GIVEN PROBLEM |
Quote the whole listing word for word, please.
====== MATERIALS PROVIDED
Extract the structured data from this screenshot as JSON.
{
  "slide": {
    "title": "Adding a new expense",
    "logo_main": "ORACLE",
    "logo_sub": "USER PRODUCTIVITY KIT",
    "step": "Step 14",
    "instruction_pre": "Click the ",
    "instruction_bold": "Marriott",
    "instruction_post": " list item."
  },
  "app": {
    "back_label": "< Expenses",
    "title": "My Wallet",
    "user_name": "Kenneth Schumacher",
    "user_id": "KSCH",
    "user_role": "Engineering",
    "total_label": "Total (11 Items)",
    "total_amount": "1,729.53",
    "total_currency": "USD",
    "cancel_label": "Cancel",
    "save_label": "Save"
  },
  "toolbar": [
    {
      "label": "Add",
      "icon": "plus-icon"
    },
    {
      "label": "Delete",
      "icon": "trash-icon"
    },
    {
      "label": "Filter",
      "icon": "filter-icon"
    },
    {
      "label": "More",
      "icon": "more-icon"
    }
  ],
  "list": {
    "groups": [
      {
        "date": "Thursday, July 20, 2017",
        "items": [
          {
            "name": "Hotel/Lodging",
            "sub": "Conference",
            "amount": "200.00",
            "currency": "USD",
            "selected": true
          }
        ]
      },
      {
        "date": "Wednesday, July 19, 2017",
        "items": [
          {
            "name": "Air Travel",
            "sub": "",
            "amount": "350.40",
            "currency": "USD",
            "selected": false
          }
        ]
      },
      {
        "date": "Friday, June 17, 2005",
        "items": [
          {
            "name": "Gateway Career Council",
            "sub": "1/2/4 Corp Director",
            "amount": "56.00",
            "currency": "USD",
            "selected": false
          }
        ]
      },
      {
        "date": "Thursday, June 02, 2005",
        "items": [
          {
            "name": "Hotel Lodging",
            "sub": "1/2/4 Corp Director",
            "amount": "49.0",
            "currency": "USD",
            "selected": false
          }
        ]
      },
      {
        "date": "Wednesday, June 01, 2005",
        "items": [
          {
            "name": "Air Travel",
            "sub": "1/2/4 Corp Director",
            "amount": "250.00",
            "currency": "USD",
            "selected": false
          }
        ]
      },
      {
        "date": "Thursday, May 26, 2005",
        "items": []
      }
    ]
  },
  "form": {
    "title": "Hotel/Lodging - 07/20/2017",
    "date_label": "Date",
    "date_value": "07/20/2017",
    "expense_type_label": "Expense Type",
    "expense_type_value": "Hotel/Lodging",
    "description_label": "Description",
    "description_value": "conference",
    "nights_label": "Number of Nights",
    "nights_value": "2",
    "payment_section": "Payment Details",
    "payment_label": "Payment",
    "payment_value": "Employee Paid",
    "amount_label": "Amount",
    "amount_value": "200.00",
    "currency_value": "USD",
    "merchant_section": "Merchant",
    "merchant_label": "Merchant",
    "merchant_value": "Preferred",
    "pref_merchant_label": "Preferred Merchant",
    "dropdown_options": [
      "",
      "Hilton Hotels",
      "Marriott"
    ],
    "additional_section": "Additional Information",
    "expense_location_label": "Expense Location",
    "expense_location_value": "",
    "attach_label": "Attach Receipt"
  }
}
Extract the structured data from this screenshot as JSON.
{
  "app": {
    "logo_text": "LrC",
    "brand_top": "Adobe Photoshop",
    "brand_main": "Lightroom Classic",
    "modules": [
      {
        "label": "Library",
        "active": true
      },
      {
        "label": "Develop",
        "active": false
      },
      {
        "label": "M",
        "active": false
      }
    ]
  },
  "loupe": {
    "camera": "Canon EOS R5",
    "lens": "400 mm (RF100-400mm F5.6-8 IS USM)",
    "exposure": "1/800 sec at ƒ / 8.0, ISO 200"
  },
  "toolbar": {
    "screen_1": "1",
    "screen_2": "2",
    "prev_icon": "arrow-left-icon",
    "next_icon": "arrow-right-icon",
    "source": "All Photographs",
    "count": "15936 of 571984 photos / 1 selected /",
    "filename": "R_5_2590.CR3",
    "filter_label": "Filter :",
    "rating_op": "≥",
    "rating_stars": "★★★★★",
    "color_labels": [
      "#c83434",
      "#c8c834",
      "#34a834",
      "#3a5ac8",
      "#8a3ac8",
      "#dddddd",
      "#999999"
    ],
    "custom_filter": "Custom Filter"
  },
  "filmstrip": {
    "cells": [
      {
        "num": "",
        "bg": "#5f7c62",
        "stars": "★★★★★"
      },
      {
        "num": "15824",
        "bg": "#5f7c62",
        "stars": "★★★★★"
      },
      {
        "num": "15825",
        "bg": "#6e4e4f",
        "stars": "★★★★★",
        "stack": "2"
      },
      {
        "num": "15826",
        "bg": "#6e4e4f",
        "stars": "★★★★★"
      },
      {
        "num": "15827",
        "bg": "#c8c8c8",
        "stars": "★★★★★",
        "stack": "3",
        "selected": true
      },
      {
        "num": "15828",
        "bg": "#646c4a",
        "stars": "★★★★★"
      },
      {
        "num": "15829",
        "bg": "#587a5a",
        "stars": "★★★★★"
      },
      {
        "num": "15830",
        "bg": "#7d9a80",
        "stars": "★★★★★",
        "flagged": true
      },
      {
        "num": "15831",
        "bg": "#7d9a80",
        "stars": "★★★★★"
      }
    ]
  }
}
============
EXPECTED ANSWER |
Extract the structured data from this screenshot as JSON.
{
  "slide": {
    "title": "Adding a new expense",
    "logo_main": "ORACLE",
    "logo_sub": "USER PRODUCTIVITY KIT",
    "step": "Step 14",
    "instruction_pre": "Click the ",
    "instruction_bold": "Marriott",
    "instruction_post": " list item."
  },
  "app": {
    "back_label": "< Expenses",
    "title": "My Wallet",
    "user_name": "Kenneth Schumacher",
    "user_id": "KSCH",
    "user_role": "Engineering",
    "total_label": "Total (11 Items)",
    "total_amount": "1,729.53",
    "total_currency": "USD",
    "cancel_label": "Cancel",
    "save_label": "Save"
  },
  "toolbar": [
    {
      "label": "Add",
      "icon": "plus-icon"
    },
    {
      "label": "Delete",
      "icon": "trash-icon"
    },
    {
      "label": "Filter",
      "icon": "filter-icon"
    },
    {
      "label": "More",
      "icon": "more-icon"
    }
  ],
  "list": {
    "groups": [
      {
        "date": "Thursday, July 20, 2017",
        "items": [
          {
            "name": "Hotel/Lodging",
            "sub": "Conference",
            "amount": "200.00",
            "currency": "USD",
            "selected": true
          }
        ]
      },
      {
        "date": "Wednesday, July 19, 2017",
        "items": [
          {
            "name": "Air Travel",
            "sub": "",
            "amount": "350.40",
            "currency": "USD",
            "selected": false
          }
        ]
      },
      {
        "date": "Friday, June 17, 2005",
        "items": [
          {
            "name": "Gateway Career Council",
            "sub": "1/2/4 Corp Director",
            "amount": "56.00",
            "currency": "USD",
            "selected": false
          }
        ]
      },
      {
        "date": "Thursday, June 02, 2005",
        "items": [
          {
            "name": "Hotel Lodging",
            "sub": "1/2/4 Corp Director",
            "amount": "49.0",
            "currency": "USD",
            "selected": false
          }
        ]
      },
      {
        "date": "Wednesday, June 01, 2005",
        "items": [
          {
            "name": "Air Travel",
            "sub": "1/2/4 Corp Director",
            "amount": "250.00",
            "currency": "USD",
            "selected": false
          }
        ]
      },
      {
        "date": "Thursday, May 26, 2005",
        "items": []
      }
    ]
  },
  "form": {
    "title": "Hotel/Lodging - 07/20/2017",
    "date_label": "Date",
    "date_value": "07/20/2017",
    "expense_type_label": "Expense Type",
    "expense_type_value": "Hotel/Lodging",
    "description_label": "Description",
    "description_value": "conference",
    "nights_label": "Number of Nights",
    "nights_value": "2",
    "payment_section": "Payment Details",
    "payment_label": "Payment",
    "payment_value": "Employee Paid",
    "amount_label": "Amount",
    "amount_value": "200.00",
    "currency_value": "USD",
    "merchant_section": "Merchant",
    "merchant_label": "Merchant",
    "merchant_value": "Preferred",
    "pref_merchant_label": "Preferred Merchant",
    "dropdown_options": [
      "",
      "Hilton Hotels",
      "Marriott"
    ],
    "additional_section": "Additional Information",
    "expense_location_label": "Expense Location",
    "expense_location_value": "",
    "attach_label": "Attach Receipt"
  }
}
Extract the structured data from this screenshot as JSON.
{
  "app": {
    "logo_text": "LrC",
    "brand_top": "Adobe Photoshop",
    "brand_main": "Lightroom Classic",
    "modules": [
      {
        "label": "Library",
        "active": true
      },
      {
        "label": "Develop",
        "active": false
      },
      {
        "label": "M",
        "active": false
      }
    ]
  },
  "loupe": {
    "camera": "Canon EOS R5",
    "lens": "400 mm (RF100-400mm F5.6-8 IS USM)",
    "exposure": "1/800 sec at ƒ / 8.0, ISO 200"
  },
  "toolbar": {
    "screen_1": "1",
    "screen_2": "2",
    "prev_icon": "arrow-left-icon",
    "next_icon": "arrow-right-icon",
    "source": "All Photographs",
    "count": "15936 of 571984 photos / 1 selected /",
    "filename": "R_5_2590.CR3",
    "filter_label": "Filter :",
    "rating_op": "≥",
    "rating_stars": "★★★★★",
    "color_labels": [
      "#c83434",
      "#c8c834",
      "#34a834",
      "#3a5ac8",
      "#8a3ac8",
      "#dddddd",
      "#999999"
    ],
    "custom_filter": "Custom Filter"
  },
  "filmstrip": {
    "cells": [
      {
        "num": "",
        "bg": "#5f7c62",
        "stars": "★★★★★"
      },
      {
        "num": "15824",
        "bg": "#5f7c62",
        "stars": "★★★★★"
      },
      {
        "num": "15825",
        "bg": "#6e4e4f",
        "stars": "★★★★★",
        "stack": "2"
      },
      {
        "num": "15826",
        "bg": "#6e4e4f",
        "stars": "★★★★★"
      },
      {
        "num": "15827",
        "bg": "#c8c8c8",
        "stars": "★★★★★",
        "stack": "3",
        "selected": true
      },
      {
        "num": "15828",
        "bg": "#646c4a",
        "stars": "★★★★★"
      },
      {
        "num": "15829",
        "bg": "#587a5a",
        "stars": "★★★★★"
      },
      {
        "num": "15830",
        "bg": "#7d9a80",
        "stars": "★★★★★",
        "flagged": true
      },
      {
        "num": "15831",
        "bg": "#7d9a80",
        "stars": "★★★★★"
      }
    ]
  }
}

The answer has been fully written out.